# What is being asked:
Output each line exactly as it appears, skipping any embedded picture.

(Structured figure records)
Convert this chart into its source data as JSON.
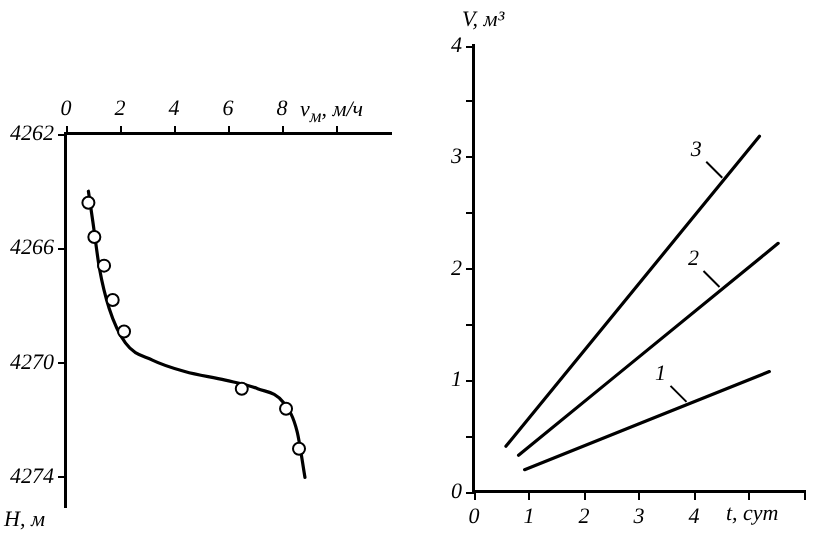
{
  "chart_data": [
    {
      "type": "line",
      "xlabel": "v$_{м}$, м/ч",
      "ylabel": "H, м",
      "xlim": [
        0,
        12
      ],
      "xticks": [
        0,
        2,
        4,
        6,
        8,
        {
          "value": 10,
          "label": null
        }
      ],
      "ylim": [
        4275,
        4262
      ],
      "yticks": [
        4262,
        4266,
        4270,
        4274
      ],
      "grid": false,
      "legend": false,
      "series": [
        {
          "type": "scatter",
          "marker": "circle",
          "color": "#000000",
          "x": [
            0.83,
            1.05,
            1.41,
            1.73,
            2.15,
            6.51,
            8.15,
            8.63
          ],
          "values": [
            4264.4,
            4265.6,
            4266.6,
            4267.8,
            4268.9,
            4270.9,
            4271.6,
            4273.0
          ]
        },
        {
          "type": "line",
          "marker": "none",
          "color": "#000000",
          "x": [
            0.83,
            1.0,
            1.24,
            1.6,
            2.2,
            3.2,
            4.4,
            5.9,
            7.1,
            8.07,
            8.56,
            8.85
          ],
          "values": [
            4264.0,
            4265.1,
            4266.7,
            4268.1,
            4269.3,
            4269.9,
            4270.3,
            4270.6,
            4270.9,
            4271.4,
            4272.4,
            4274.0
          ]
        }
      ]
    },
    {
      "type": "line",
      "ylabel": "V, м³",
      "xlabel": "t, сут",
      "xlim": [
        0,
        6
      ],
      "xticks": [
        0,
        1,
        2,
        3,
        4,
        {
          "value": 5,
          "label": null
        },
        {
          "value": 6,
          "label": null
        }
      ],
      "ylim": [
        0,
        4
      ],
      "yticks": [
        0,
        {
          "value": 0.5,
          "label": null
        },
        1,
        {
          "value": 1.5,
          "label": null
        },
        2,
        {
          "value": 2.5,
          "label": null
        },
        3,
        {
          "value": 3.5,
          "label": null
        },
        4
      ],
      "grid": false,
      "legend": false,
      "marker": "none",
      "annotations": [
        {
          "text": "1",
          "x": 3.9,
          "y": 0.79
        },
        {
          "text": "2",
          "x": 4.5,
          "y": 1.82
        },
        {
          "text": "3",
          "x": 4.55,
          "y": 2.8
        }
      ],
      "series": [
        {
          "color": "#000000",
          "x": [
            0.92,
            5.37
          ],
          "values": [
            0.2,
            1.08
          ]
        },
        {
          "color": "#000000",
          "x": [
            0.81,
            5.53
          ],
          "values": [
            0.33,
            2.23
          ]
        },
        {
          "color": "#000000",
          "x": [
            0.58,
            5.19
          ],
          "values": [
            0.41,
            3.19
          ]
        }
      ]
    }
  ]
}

# Full output:
Convert this chart into its source data as JSON.
{
  "chart_data": [
    {
      "type": "line",
      "xlabel": "v$_{м}$, м/ч",
      "ylabel": "H, м",
      "xlim": [
        0,
        12
      ],
      "xticks": [
        0,
        2,
        4,
        6,
        8,
        {
          "value": 10,
          "label": null
        }
      ],
      "ylim": [
        4275,
        4262
      ],
      "yticks": [
        4262,
        4266,
        4270,
        4274
      ],
      "grid": false,
      "legend": false,
      "series": [
        {
          "type": "scatter",
          "marker": "circle",
          "color": "#000000",
          "x": [
            0.83,
            1.05,
            1.41,
            1.73,
            2.15,
            6.51,
            8.15,
            8.63
          ],
          "values": [
            4264.4,
            4265.6,
            4266.6,
            4267.8,
            4268.9,
            4270.9,
            4271.6,
            4273.0
          ]
        },
        {
          "type": "line",
          "marker": "none",
          "color": "#000000",
          "x": [
            0.83,
            1.0,
            1.24,
            1.6,
            2.2,
            3.2,
            4.4,
            5.9,
            7.1,
            8.07,
            8.56,
            8.85
          ],
          "values": [
            4264.0,
            4265.1,
            4266.7,
            4268.1,
            4269.3,
            4269.9,
            4270.3,
            4270.6,
            4270.9,
            4271.4,
            4272.4,
            4274.0
          ]
        }
      ]
    },
    {
      "type": "line",
      "ylabel": "V, м³",
      "xlabel": "t, сут",
      "xlim": [
        0,
        6
      ],
      "xticks": [
        0,
        1,
        2,
        3,
        4,
        {
          "value": 5,
          "label": null
        },
        {
          "value": 6,
          "label": null
        }
      ],
      "ylim": [
        0,
        4
      ],
      "yticks": [
        0,
        {
          "value": 0.5,
          "label": null
        },
        1,
        {
          "value": 1.5,
          "label": null
        },
        2,
        {
          "value": 2.5,
          "label": null
        },
        3,
        {
          "value": 3.5,
          "label": null
        },
        4
      ],
      "grid": false,
      "legend": false,
      "marker": "none",
      "annotations": [
        {
          "text": "1",
          "x": 3.9,
          "y": 0.79
        },
        {
          "text": "2",
          "x": 4.5,
          "y": 1.82
        },
        {
          "text": "3",
          "x": 4.55,
          "y": 2.8
        }
      ],
      "series": [
        {
          "color": "#000000",
          "x": [
            0.92,
            5.37
          ],
          "values": [
            0.2,
            1.08
          ]
        },
        {
          "color": "#000000",
          "x": [
            0.81,
            5.53
          ],
          "values": [
            0.33,
            2.23
          ]
        },
        {
          "color": "#000000",
          "x": [
            0.58,
            5.19
          ],
          "values": [
            0.41,
            3.19
          ]
        }
      ]
    }
  ]
}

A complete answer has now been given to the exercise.